*TASK GOAL:* Gather all lines from the material that contain "http".

*RECORDED DATA:*
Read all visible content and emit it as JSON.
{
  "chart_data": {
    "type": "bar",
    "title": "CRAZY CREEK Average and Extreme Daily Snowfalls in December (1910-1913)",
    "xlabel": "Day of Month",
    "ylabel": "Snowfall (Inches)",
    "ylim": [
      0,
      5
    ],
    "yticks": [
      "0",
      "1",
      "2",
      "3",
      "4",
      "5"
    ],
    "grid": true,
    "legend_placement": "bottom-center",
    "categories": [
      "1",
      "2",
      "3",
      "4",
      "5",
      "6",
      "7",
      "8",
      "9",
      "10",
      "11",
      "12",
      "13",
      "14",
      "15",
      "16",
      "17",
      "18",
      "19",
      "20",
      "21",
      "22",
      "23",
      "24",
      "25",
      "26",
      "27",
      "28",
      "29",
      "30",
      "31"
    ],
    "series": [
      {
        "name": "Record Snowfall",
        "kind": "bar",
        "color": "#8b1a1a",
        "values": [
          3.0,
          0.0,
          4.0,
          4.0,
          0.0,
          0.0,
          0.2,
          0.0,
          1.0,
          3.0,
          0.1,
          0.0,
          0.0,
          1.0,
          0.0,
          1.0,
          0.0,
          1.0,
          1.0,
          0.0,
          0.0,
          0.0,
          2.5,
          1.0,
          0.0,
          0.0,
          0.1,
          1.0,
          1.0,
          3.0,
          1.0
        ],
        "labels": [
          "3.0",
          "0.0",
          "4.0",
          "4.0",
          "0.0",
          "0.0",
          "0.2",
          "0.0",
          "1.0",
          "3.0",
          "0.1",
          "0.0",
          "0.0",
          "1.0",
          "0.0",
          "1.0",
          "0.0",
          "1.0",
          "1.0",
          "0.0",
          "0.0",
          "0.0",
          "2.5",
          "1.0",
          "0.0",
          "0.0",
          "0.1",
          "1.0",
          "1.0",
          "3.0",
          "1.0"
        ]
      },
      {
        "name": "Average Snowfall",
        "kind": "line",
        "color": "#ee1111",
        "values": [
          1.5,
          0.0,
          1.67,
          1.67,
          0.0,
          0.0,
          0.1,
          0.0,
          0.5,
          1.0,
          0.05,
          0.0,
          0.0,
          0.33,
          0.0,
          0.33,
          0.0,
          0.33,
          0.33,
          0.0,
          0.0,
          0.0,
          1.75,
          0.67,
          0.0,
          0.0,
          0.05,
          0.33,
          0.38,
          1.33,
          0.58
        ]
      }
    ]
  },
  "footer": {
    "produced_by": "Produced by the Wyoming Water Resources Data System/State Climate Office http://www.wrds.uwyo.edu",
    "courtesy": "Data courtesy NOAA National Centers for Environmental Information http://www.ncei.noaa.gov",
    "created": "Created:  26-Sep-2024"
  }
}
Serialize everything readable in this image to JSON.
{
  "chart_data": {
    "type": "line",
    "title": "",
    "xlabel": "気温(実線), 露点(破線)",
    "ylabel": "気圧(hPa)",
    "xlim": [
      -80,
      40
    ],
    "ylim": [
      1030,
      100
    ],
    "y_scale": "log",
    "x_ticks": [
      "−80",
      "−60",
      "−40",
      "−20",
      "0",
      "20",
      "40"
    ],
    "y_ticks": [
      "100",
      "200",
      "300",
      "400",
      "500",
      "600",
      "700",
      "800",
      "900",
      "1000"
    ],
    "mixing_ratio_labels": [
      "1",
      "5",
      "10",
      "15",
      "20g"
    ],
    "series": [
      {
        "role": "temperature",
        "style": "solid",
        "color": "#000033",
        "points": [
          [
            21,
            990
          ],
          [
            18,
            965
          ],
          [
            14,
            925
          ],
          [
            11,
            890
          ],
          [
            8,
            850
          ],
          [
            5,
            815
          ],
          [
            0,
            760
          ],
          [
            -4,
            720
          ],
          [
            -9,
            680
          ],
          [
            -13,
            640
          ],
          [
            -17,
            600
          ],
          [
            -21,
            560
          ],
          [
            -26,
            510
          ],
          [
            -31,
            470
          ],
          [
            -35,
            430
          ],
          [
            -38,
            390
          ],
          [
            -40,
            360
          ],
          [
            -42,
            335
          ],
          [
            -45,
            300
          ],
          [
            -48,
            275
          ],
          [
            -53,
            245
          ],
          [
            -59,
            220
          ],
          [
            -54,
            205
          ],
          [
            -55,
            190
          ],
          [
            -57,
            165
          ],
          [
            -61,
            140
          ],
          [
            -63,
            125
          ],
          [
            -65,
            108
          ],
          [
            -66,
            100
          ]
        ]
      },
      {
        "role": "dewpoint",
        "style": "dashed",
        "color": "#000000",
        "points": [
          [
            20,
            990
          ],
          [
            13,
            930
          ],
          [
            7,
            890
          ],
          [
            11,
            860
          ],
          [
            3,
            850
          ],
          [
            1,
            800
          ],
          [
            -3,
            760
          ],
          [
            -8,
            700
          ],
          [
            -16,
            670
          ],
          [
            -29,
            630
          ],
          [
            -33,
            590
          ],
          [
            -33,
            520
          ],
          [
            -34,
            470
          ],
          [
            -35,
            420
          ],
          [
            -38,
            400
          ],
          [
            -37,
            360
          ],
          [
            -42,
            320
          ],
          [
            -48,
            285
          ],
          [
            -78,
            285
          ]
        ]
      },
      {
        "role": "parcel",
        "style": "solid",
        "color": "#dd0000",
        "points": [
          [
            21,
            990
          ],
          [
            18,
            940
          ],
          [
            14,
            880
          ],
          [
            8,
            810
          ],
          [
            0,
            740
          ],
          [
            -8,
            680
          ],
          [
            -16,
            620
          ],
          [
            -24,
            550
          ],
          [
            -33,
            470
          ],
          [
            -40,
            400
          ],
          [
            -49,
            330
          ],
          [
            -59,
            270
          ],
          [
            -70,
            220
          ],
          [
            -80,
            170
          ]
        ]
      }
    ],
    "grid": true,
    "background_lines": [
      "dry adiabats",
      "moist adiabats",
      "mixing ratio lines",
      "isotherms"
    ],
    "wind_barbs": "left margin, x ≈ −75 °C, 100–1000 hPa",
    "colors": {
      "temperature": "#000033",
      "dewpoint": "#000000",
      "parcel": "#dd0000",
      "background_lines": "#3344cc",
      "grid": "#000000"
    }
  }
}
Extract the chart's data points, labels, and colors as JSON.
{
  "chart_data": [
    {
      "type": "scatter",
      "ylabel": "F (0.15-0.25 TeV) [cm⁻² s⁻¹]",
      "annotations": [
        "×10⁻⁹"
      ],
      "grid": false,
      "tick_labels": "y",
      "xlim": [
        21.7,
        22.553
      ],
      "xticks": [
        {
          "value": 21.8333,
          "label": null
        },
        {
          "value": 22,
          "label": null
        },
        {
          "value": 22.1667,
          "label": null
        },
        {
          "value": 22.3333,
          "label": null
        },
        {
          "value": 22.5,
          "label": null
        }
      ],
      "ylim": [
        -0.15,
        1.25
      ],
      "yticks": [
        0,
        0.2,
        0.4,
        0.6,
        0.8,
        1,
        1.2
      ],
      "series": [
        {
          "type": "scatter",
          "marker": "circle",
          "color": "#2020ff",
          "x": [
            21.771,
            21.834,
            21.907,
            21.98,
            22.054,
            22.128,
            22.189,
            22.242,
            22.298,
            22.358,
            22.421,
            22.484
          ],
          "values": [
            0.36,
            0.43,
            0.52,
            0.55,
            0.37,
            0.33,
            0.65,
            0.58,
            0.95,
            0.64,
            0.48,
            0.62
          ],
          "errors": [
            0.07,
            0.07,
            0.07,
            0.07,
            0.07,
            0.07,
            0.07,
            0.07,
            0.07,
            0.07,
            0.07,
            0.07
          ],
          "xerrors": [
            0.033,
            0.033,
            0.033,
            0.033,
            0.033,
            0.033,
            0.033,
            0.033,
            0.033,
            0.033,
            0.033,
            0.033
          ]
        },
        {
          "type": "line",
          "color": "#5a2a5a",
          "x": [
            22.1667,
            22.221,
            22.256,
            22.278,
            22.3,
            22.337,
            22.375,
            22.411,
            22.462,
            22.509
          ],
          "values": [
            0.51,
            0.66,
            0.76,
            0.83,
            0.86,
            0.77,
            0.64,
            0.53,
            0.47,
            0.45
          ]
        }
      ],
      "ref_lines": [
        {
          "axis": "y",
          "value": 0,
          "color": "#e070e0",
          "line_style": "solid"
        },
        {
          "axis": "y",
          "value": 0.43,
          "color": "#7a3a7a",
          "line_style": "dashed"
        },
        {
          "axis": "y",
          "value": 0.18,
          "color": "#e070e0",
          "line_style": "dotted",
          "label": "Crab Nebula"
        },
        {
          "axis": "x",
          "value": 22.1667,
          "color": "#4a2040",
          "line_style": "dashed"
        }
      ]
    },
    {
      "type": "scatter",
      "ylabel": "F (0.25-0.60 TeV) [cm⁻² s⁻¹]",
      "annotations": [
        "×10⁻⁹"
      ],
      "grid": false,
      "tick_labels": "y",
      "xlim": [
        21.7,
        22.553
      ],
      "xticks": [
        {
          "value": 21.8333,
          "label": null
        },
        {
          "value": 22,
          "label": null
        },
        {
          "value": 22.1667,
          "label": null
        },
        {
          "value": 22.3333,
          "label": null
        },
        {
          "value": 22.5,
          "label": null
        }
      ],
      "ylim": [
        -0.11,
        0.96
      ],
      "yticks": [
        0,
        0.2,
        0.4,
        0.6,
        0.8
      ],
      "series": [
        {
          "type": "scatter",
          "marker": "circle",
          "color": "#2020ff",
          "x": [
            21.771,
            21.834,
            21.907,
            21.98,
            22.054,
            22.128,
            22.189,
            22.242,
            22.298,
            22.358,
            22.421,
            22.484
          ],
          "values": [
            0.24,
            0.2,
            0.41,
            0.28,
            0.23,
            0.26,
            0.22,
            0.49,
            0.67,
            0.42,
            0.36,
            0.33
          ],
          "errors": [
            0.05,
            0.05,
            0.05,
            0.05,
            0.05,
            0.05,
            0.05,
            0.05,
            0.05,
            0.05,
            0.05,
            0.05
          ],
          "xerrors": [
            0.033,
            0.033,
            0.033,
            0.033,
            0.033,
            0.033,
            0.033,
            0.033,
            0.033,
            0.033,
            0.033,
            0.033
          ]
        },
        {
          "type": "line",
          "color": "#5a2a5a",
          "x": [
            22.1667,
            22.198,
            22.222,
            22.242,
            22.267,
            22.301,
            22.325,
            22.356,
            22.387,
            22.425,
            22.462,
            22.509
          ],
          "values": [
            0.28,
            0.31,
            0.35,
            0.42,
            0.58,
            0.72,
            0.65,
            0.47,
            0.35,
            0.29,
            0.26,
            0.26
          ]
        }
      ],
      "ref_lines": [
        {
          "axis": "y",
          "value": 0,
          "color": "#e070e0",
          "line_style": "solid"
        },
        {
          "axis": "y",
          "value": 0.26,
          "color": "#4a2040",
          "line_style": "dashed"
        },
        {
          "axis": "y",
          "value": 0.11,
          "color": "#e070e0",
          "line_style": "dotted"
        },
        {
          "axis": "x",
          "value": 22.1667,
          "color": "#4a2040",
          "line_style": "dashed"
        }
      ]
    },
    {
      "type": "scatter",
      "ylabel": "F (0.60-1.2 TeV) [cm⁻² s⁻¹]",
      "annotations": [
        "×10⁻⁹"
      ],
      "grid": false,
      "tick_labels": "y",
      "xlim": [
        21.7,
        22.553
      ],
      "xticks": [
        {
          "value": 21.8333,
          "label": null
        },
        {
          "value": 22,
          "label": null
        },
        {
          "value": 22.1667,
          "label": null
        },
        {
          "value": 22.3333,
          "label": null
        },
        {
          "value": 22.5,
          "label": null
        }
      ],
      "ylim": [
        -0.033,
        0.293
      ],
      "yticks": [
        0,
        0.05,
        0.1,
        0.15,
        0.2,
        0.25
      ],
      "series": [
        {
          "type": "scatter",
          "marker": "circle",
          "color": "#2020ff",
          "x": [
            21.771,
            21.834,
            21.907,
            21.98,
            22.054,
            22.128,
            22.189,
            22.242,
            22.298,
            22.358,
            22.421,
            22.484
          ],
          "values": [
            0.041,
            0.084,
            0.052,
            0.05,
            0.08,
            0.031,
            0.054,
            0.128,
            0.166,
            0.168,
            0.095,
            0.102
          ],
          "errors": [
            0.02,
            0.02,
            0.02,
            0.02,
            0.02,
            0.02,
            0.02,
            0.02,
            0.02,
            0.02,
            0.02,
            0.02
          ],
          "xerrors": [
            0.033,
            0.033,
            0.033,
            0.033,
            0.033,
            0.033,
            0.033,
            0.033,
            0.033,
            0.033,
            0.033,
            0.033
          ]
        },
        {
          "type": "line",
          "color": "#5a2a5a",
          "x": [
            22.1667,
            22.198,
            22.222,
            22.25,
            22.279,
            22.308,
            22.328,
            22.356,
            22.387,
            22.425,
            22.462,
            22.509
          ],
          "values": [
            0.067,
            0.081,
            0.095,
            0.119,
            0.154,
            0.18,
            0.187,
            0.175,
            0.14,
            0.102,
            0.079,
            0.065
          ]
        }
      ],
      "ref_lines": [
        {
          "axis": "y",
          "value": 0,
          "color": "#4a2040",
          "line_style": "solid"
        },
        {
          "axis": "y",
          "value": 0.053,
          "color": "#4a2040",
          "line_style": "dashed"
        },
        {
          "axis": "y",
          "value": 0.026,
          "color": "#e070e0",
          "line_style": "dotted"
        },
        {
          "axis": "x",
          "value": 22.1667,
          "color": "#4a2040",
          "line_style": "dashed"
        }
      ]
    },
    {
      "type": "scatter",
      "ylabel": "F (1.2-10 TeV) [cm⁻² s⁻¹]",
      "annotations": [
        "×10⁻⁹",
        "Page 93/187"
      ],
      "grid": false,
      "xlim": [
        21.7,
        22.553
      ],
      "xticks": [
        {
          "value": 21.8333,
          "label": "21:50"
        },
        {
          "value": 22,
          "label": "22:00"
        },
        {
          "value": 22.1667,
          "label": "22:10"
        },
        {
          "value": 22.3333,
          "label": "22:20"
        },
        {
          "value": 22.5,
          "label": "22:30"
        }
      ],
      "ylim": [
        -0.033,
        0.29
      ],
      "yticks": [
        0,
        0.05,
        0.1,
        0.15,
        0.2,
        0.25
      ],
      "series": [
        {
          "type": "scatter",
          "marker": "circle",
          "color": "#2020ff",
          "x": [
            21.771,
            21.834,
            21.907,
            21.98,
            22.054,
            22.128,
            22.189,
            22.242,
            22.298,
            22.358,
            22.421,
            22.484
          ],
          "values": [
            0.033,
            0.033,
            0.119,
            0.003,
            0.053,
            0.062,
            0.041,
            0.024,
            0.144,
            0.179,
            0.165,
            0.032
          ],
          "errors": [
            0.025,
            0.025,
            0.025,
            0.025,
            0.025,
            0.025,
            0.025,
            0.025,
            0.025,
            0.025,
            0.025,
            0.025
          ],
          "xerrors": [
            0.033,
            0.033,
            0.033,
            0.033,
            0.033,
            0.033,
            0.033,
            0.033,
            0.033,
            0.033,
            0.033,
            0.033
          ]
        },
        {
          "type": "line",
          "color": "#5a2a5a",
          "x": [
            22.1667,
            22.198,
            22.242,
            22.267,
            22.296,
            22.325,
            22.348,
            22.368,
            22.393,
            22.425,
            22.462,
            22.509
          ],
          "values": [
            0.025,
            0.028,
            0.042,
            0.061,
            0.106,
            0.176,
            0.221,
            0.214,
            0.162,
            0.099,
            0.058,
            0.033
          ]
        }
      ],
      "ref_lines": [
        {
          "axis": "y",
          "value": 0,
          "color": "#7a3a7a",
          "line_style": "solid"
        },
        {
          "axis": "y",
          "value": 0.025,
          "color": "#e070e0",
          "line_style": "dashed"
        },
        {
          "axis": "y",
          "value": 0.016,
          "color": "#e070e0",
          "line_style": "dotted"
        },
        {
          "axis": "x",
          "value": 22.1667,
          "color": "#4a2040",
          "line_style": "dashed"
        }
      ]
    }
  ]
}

*EXERCISE RESPONSE:*
    "produced_by": "Produced by the Wyoming Water Resources Data System/State Climate Office http://www.wrds.uwyo.edu",
    "courtesy": "Data courtesy NOAA National Centers for Environmental Information http://www.ncei.noaa.gov",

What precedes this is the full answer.